**Your assignment**
For the records below, give the number of lines in which "these" appears, and add nothing else.

**Data records**
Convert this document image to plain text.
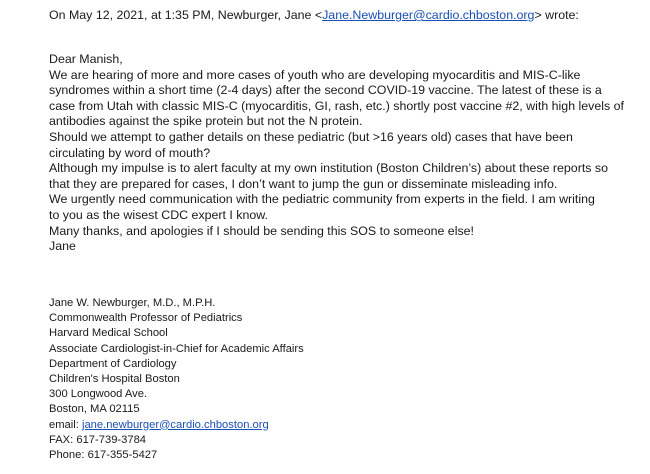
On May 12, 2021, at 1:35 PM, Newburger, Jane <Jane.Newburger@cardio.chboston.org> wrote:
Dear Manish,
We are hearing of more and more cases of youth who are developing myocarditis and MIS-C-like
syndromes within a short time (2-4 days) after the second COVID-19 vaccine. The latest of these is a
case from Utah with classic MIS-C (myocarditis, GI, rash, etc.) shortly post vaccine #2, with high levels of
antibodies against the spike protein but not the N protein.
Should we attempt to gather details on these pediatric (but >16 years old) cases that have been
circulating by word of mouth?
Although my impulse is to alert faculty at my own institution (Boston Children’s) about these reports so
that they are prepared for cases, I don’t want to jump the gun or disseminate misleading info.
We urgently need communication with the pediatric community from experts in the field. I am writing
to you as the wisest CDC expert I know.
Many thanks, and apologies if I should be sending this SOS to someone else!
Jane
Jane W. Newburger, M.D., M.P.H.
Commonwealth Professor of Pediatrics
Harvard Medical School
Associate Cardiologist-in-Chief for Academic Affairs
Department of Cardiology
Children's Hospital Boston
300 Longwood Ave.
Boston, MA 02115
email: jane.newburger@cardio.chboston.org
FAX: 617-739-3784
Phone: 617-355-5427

**Exercise answer**
3